Monday, July 9, 2012

Why do galaxies rotate?

[Note from Shaun: The following is a guest post from cosmologist Bjoern Malte Schaefer, who works at the University of Heidelberg. He also writes at the blog, Cosmology Question of the Week, which, although aimed at undergraduate and postgraduate students of cosmology, is worth a look for everyone.]


Image illustrating why there is a relationship between angular momentum direction and inclination angle (and hence  the apparent shape of a galaxy)

Why do galaxies rotate?

Galaxies rotate, every child knows that. Looking at the images of grand spiral galaxies it is quite suggestive to think how all the stars and gas that make up a galaxy all move in a more or less orderly fashion about the galaxy's centre. However, when we think about mechanisms through which galaxies can acquire angular momentum the matter seems very obscure: how do they start rotating in the first place? 

The formation of cosmic structure, including galaxies and the larger clusters and superclusters in which they are embedded, is a fluid mechanical phenomenon, where gravity is the only force acting on the  distribution of matter on large scales. It is in fact gravity that amplified the tiny fluctuations present in the primordial distribution of matter that filled the early Universe (matter here means mostly cold dark matter) and caused them to evolve into the large-scale structure that we observe in the present Universe. These tiny fluctuations grew by self-gravity: a region in the matter distribution that is slightly denser than its surroundings generates a gravitational pull and accumulates more matter, hence its density increases with time.

Stated task 1:
Please reproduce the post on galaxy rotation word for word, everything from "The formation of" down to "increases with time.".
Stated task 2:
Answer these questions using the post on galaxy rotation.
(a) At which university does the guest author work?
(b) What is the only force acting on the distribution of matter on large scales?
(c) According to the post, what does "matter" mostly mean in the primordial distribution that filled the early Universe?
The items that come after the post are separate material and have no connection to it.

A series of records:
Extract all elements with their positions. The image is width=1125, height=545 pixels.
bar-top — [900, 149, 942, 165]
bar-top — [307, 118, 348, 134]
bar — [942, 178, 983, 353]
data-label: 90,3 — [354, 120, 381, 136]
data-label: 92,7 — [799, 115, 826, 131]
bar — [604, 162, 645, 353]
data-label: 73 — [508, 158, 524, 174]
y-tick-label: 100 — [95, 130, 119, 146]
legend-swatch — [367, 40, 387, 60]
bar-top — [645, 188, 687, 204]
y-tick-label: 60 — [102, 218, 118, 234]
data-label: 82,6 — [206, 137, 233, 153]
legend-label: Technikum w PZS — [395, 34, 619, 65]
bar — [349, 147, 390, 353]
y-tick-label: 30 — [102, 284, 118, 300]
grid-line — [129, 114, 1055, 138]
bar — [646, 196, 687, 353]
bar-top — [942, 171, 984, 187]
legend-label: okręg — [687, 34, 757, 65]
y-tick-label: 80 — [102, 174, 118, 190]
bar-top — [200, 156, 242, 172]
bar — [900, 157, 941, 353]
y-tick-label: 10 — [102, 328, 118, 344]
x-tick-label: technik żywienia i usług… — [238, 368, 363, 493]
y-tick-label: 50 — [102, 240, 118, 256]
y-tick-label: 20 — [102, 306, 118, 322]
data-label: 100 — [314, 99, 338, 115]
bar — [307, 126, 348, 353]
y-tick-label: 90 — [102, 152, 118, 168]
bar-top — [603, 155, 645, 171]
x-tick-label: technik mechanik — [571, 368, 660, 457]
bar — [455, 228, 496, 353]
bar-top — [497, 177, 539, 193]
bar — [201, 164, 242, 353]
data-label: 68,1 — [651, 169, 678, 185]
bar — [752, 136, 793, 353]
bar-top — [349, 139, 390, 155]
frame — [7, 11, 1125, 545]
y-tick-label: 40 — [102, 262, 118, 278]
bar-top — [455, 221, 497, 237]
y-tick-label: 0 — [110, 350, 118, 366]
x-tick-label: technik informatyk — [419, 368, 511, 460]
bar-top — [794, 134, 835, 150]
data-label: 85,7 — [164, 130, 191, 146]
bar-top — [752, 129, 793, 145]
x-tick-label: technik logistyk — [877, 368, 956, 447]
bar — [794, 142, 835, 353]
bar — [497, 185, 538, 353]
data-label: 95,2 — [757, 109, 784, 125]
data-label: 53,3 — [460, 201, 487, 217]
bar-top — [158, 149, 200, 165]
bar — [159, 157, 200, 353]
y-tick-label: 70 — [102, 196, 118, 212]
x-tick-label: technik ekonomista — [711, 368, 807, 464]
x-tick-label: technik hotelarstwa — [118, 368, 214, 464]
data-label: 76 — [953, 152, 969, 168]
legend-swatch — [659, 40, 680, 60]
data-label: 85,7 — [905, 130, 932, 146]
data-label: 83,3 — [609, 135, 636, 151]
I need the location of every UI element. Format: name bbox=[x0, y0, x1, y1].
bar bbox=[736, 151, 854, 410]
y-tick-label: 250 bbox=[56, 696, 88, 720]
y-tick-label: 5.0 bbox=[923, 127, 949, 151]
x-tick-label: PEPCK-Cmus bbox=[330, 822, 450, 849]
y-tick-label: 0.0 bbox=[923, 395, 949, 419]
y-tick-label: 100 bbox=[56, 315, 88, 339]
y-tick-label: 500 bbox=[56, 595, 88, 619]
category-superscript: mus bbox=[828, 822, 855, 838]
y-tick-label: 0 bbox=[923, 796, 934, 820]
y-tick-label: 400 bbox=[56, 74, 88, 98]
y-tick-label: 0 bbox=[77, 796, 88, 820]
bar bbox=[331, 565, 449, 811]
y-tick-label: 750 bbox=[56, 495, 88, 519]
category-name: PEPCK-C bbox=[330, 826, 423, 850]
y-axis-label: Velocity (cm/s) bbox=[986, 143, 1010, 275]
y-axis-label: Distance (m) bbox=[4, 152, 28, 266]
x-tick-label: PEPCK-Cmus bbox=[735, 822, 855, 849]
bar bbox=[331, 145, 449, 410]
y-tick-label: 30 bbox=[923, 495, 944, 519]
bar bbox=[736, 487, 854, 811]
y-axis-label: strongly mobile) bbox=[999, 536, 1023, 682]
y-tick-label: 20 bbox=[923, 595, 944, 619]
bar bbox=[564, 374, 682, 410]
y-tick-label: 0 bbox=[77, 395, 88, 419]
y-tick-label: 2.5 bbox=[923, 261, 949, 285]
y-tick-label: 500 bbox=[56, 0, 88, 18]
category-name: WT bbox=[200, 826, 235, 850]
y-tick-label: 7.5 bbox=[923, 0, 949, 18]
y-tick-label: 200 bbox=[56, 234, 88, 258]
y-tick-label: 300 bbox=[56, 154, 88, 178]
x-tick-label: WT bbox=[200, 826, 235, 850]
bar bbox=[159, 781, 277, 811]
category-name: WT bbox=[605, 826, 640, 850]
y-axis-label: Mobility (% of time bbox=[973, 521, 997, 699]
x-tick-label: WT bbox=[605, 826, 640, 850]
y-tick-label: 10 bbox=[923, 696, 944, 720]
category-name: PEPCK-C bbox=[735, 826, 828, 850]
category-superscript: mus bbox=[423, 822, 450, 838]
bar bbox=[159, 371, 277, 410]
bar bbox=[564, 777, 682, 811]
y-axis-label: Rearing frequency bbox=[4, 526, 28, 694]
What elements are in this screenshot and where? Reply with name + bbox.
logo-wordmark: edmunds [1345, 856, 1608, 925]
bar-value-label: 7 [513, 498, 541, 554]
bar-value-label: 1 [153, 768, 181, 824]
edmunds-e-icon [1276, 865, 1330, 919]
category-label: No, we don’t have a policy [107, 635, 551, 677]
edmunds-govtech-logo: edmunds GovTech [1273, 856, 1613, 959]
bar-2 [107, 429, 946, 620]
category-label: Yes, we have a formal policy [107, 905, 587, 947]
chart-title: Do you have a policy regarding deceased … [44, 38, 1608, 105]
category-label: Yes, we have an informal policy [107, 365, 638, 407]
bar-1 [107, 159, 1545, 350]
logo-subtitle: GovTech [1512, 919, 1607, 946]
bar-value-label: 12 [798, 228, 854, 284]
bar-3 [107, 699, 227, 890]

...

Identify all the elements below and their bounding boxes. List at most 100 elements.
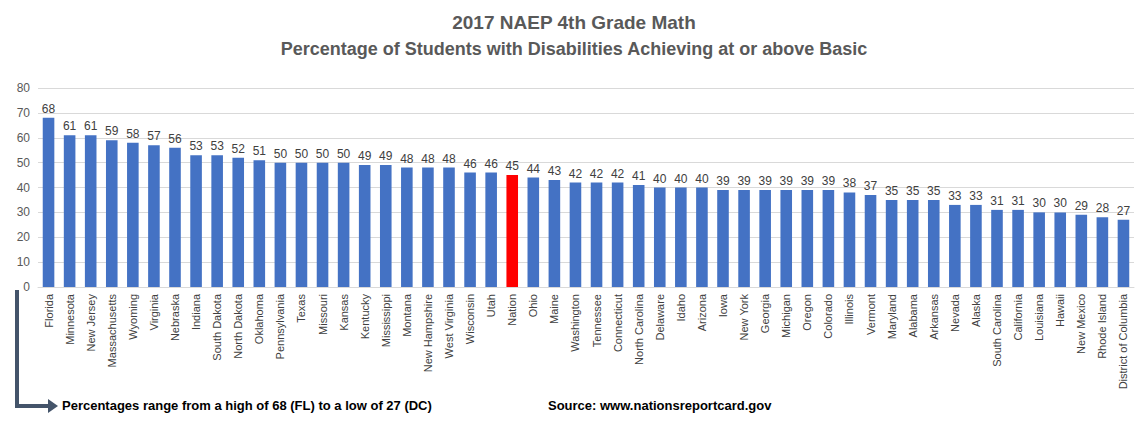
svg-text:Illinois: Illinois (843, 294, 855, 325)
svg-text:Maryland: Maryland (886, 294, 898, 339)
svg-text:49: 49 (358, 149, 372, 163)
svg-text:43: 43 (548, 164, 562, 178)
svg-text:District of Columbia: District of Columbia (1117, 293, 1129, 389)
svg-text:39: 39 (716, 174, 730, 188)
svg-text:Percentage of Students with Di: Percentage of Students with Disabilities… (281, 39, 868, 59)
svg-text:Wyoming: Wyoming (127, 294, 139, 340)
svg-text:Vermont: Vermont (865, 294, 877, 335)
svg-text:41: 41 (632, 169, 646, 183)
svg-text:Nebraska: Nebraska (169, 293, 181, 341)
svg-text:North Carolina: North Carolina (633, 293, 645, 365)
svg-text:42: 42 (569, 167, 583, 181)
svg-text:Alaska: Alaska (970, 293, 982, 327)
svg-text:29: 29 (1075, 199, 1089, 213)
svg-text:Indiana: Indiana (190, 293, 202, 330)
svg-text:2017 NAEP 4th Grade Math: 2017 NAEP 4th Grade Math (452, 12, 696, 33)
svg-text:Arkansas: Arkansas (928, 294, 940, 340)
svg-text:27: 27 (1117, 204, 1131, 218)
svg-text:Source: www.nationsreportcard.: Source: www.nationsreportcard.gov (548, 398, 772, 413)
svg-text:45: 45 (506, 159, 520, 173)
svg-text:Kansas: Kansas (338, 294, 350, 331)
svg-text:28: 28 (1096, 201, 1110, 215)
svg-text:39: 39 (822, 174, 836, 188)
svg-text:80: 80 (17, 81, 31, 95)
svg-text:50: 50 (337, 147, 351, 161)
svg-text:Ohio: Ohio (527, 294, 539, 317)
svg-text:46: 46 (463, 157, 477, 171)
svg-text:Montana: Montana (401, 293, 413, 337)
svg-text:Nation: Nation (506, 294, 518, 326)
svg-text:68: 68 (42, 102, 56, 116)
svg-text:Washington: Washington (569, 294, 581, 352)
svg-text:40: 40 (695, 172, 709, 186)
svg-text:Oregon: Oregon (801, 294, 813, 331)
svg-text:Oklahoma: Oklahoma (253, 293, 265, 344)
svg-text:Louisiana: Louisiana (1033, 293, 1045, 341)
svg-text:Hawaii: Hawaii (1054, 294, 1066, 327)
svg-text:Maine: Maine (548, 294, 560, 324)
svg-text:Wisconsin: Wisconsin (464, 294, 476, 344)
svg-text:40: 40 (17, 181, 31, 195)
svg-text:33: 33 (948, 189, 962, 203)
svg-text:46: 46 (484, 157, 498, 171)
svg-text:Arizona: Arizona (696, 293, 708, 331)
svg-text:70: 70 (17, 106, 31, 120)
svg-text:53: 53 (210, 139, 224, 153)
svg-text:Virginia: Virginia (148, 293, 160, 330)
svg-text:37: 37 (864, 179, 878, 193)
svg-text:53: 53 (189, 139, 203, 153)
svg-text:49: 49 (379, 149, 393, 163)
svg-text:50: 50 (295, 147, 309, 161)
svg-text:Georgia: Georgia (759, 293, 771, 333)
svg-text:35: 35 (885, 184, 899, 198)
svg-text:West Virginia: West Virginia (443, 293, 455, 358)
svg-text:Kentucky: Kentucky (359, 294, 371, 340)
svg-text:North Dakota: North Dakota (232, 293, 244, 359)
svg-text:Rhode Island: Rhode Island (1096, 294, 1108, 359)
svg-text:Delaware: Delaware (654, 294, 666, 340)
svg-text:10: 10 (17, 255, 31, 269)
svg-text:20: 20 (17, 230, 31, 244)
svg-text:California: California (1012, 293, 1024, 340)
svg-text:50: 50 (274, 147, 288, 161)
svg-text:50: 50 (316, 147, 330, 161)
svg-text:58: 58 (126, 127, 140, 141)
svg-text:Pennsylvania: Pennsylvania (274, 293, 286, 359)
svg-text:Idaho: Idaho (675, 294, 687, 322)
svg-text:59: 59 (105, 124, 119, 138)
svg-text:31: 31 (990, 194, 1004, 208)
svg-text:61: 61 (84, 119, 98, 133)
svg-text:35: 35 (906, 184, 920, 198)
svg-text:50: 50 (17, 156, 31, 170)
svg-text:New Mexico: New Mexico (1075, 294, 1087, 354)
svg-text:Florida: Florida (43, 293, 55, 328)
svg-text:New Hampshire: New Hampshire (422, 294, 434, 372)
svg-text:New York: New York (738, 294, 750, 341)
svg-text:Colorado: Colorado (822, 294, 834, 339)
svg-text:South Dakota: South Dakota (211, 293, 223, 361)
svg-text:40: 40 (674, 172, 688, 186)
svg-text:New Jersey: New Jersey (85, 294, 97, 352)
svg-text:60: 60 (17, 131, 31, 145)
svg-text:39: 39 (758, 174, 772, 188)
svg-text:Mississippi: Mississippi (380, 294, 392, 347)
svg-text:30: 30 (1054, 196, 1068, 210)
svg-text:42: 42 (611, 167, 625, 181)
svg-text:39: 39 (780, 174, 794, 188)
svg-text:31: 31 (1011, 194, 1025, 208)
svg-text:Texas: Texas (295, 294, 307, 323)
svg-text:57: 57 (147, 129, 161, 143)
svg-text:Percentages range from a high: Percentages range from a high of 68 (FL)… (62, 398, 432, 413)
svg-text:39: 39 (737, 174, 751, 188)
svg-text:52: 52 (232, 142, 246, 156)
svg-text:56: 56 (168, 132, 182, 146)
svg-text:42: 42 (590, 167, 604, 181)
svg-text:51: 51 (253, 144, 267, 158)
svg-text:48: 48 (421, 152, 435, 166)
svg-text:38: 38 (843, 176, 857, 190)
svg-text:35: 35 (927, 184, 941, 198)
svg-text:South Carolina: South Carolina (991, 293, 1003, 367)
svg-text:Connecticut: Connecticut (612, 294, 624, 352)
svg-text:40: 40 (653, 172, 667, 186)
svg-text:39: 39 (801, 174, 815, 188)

* * *

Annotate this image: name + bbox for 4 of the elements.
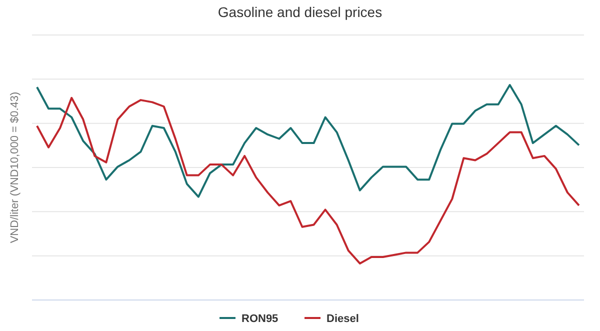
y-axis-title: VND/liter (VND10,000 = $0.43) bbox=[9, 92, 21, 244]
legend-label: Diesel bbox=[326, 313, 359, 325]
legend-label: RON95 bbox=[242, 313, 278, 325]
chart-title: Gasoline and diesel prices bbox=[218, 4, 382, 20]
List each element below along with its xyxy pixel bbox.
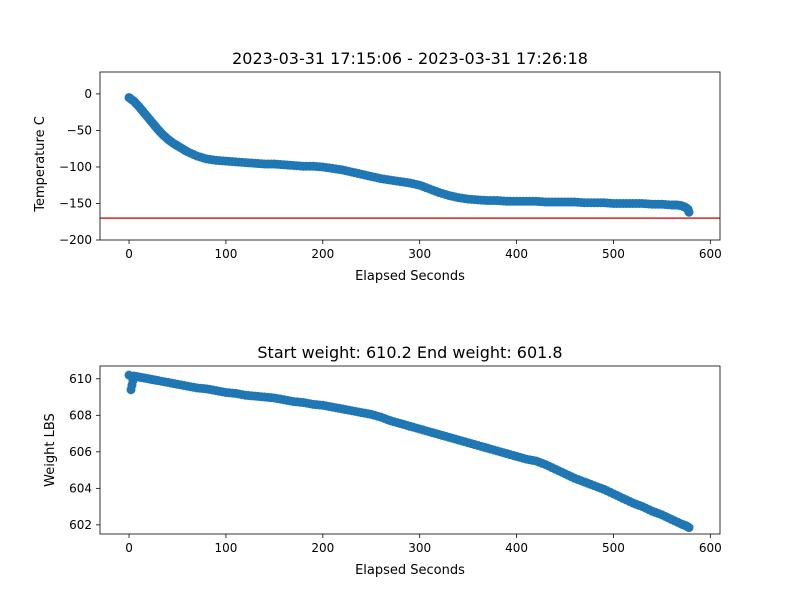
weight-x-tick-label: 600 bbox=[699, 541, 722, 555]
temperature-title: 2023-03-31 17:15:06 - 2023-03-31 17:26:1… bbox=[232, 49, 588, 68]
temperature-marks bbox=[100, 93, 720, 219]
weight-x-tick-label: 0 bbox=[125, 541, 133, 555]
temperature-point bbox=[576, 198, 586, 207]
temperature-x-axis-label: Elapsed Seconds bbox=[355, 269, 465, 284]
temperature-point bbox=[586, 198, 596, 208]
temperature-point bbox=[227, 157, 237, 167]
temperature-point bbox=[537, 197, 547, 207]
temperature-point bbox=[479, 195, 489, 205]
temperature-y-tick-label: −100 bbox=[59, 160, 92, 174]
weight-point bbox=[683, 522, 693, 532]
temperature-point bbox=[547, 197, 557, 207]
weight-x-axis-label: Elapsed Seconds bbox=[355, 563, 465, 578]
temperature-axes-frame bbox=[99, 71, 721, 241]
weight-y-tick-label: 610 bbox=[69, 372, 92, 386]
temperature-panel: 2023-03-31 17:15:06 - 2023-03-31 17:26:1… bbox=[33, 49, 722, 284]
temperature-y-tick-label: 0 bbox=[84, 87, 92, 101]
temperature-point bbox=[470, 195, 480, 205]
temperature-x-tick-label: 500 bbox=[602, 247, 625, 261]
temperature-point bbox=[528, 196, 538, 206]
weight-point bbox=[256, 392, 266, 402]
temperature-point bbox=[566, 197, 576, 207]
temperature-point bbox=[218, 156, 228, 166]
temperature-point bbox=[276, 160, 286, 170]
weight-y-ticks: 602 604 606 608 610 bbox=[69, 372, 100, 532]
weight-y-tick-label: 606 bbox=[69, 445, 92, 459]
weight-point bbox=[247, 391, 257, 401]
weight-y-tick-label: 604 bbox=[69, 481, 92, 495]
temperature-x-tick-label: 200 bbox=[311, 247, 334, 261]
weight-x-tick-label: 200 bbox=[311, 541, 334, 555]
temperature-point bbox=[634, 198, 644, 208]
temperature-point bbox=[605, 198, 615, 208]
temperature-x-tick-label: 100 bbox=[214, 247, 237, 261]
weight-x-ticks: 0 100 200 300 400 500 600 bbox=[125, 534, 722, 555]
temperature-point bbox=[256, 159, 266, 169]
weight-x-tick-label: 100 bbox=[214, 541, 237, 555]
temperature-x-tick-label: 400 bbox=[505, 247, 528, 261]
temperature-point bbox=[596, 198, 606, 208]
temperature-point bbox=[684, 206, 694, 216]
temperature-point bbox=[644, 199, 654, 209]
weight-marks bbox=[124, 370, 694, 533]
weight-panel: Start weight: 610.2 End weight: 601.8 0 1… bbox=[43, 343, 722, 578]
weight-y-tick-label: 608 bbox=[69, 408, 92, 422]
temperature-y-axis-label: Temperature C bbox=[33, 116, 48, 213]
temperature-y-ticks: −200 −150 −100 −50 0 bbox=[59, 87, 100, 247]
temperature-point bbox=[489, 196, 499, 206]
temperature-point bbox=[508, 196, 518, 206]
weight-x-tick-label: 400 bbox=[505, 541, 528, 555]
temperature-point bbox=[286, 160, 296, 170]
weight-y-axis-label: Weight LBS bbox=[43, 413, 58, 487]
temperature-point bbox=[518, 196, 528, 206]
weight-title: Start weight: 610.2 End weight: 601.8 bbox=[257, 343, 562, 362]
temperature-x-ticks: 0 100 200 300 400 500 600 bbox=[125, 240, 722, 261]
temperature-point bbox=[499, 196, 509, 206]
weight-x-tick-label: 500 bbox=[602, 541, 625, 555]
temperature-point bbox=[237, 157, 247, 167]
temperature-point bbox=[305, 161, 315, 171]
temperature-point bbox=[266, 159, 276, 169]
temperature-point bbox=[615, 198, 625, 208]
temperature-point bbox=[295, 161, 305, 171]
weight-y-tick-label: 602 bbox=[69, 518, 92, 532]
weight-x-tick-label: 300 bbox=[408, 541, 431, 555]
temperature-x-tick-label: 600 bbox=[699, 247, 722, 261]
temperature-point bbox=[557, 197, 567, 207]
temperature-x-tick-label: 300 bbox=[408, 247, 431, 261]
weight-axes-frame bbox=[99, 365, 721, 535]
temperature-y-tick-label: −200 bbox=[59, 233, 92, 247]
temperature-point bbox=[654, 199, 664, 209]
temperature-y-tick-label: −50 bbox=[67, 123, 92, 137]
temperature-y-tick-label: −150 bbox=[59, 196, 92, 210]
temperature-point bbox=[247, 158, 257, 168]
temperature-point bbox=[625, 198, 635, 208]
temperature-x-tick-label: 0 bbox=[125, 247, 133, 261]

Complete output 1:
The formation of cosmic structure, including galaxies and the larger clusters and superclusters in which they are embedded, is a fluid mechanical phenomenon, where gravity is the only force acting on the  distribution of matter on large scales. It is in fact gravity that amplified the tiny fluctuations present in the primordial distribution of matter that filled the early Universe (matter here means mostly cold dark matter) and caused them to evolve into the large-scale structure that we observe in the present Universe. These tiny fluctuations grew by self-gravity: a region in the matter distribution that is slightly denser than its surroundings generates a gravitational pull and accumulates more matter, hence its density increases with time.

Complete output 2:
(a) The University of Heidelberg.
(b) Gravity.
(c) Mostly cold dark matter.